MATERIAL PROVIDED:
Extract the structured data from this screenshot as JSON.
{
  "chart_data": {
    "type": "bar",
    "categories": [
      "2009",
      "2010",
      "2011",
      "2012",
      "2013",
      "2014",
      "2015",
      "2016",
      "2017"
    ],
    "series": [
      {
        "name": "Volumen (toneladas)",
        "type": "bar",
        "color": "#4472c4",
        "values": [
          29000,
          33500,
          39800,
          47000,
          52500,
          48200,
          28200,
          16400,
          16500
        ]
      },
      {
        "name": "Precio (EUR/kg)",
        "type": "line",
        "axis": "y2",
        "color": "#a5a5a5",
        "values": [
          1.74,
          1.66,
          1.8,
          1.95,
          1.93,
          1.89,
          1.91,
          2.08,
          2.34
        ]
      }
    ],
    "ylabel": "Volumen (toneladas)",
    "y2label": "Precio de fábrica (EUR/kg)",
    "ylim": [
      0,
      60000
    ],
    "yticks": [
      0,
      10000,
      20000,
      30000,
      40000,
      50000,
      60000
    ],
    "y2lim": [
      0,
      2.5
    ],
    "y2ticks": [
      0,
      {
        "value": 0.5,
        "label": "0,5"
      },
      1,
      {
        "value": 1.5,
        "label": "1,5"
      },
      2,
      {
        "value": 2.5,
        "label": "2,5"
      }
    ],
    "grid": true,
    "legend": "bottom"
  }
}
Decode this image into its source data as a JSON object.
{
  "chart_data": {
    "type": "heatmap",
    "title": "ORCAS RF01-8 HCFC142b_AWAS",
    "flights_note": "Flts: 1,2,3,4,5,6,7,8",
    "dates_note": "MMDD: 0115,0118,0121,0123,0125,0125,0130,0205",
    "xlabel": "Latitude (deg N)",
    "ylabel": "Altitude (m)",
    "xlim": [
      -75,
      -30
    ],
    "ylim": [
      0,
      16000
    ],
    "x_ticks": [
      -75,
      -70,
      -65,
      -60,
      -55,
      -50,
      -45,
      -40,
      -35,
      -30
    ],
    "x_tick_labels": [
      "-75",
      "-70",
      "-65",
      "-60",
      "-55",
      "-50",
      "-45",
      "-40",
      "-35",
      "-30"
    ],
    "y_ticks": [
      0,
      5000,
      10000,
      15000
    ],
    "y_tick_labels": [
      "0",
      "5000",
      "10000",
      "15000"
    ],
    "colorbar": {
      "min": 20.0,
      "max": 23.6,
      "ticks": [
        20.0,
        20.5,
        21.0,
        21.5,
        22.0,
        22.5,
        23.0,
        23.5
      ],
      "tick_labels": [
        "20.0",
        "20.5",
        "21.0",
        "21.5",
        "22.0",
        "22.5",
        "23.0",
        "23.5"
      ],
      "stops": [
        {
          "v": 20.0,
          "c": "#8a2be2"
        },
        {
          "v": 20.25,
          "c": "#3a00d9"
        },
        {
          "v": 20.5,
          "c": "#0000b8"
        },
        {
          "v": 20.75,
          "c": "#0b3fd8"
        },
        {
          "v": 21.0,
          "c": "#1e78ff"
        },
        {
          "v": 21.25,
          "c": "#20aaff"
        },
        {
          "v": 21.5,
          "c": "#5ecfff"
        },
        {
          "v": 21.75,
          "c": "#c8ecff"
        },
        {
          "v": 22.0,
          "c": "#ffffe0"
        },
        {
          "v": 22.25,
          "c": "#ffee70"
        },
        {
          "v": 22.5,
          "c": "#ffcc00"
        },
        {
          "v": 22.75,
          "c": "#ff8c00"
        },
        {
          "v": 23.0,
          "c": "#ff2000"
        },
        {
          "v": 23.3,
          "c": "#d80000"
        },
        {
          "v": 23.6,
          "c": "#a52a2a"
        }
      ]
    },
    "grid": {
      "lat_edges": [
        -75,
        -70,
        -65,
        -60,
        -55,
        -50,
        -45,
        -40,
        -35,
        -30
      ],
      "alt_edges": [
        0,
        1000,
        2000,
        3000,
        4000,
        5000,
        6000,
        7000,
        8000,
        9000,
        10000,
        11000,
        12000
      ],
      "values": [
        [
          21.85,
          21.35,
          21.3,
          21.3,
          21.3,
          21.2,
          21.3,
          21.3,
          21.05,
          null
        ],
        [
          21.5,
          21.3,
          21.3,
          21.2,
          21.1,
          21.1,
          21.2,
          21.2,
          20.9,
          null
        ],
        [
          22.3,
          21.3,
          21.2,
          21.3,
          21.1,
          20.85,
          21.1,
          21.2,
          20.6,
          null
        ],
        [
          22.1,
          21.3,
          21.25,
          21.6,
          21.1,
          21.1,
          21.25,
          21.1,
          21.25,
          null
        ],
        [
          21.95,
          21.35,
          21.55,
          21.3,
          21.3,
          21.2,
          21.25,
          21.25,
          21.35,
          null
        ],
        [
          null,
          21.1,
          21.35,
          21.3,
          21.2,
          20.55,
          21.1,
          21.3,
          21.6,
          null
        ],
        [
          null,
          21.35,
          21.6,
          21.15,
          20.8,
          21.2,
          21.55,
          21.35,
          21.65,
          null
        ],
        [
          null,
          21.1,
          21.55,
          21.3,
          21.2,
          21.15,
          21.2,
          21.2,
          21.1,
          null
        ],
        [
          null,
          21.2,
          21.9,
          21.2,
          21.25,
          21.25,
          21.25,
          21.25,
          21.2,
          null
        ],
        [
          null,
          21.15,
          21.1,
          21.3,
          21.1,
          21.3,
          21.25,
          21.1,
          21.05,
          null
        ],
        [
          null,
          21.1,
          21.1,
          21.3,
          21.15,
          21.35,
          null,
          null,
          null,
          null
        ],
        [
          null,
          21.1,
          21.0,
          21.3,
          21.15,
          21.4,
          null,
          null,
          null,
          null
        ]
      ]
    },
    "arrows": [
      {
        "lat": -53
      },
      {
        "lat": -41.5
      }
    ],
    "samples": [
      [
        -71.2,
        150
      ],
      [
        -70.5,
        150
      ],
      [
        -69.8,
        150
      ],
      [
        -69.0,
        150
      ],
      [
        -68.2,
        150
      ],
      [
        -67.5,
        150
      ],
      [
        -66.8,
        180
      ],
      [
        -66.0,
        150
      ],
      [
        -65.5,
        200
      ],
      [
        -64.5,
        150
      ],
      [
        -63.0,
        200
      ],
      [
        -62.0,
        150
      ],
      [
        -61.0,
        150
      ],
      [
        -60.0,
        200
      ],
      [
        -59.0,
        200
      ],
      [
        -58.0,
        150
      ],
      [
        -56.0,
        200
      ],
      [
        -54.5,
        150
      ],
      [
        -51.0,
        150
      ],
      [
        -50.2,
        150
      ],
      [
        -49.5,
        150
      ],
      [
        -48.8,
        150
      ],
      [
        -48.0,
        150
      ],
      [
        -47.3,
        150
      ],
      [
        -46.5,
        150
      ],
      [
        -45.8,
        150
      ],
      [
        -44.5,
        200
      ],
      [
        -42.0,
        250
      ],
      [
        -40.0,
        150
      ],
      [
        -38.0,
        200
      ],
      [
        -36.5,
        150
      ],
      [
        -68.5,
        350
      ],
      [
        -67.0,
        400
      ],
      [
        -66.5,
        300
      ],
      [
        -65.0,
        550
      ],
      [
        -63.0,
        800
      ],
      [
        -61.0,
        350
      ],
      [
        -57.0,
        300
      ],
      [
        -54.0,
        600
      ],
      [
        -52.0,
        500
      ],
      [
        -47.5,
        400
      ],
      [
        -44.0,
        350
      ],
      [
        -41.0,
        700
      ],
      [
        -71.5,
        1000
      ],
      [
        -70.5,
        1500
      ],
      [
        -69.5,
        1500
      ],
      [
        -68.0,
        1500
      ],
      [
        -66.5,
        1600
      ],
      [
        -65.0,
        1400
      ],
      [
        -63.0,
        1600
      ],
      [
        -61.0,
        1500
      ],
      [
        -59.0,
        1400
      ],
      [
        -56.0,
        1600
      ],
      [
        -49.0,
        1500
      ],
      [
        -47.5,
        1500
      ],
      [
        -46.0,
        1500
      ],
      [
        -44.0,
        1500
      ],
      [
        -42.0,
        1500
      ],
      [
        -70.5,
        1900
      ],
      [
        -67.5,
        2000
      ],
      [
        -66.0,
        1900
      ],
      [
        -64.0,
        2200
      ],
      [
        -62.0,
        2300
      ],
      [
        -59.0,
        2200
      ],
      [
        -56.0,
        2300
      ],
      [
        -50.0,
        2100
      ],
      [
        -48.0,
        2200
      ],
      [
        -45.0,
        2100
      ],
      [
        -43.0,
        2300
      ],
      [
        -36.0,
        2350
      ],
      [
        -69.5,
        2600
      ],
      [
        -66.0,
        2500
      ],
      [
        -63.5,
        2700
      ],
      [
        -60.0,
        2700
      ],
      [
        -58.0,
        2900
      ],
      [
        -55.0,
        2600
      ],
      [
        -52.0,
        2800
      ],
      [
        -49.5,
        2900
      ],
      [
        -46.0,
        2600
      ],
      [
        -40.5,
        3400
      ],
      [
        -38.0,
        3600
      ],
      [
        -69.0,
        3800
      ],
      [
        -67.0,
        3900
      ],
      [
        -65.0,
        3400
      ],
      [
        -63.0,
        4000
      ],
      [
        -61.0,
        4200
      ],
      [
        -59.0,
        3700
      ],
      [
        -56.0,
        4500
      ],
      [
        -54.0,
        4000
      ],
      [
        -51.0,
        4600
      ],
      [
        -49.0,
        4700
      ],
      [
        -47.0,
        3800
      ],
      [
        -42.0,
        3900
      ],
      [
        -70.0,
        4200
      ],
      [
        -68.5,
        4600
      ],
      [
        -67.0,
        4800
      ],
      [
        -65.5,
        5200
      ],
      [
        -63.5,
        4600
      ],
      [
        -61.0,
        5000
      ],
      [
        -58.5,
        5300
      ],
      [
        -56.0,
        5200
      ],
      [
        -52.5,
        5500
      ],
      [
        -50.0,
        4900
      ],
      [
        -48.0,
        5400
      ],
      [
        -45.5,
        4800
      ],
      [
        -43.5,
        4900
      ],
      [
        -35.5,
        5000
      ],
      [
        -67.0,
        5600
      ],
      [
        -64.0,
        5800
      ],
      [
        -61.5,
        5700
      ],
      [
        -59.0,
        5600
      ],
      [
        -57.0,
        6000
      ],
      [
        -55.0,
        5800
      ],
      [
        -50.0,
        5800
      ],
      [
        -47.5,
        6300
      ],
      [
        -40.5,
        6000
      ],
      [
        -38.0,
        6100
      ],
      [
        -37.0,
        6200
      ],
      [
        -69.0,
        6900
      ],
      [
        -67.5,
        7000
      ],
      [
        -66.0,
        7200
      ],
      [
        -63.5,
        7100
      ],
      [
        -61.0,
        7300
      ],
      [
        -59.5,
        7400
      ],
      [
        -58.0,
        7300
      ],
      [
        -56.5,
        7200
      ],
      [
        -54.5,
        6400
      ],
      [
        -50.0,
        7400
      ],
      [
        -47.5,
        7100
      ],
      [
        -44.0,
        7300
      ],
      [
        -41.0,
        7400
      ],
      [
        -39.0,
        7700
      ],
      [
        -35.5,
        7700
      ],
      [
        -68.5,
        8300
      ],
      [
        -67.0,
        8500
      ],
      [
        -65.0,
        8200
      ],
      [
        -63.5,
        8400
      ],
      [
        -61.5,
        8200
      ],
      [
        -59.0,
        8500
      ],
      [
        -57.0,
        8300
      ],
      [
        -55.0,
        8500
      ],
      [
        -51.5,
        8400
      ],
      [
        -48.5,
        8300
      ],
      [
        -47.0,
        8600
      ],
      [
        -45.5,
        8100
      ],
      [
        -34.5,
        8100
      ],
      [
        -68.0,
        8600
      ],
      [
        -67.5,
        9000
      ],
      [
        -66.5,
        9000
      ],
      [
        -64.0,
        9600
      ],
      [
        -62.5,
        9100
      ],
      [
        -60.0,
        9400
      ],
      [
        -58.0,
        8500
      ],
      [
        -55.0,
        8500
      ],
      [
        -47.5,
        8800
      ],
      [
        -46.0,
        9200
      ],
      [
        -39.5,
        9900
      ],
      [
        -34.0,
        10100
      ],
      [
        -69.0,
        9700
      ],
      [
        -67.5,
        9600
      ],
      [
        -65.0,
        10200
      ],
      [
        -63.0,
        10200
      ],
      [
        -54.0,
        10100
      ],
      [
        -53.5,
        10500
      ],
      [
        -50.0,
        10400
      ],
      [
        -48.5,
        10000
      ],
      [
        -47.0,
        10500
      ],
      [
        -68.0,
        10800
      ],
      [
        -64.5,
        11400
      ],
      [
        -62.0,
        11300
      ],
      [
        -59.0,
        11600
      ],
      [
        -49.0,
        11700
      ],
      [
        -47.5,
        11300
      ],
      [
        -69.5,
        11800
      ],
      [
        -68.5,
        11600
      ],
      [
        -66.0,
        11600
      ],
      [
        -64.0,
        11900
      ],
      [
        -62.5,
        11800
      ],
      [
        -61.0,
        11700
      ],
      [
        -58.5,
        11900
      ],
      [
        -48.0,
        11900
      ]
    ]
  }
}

WRITTEN EXERCISE: Whichever lines contain the string "name", select and copy them.

ANSWER FOR THIS EXERCISE:
        "name": "Volumen (toneladas)",
        "name": "Precio (EUR/kg)",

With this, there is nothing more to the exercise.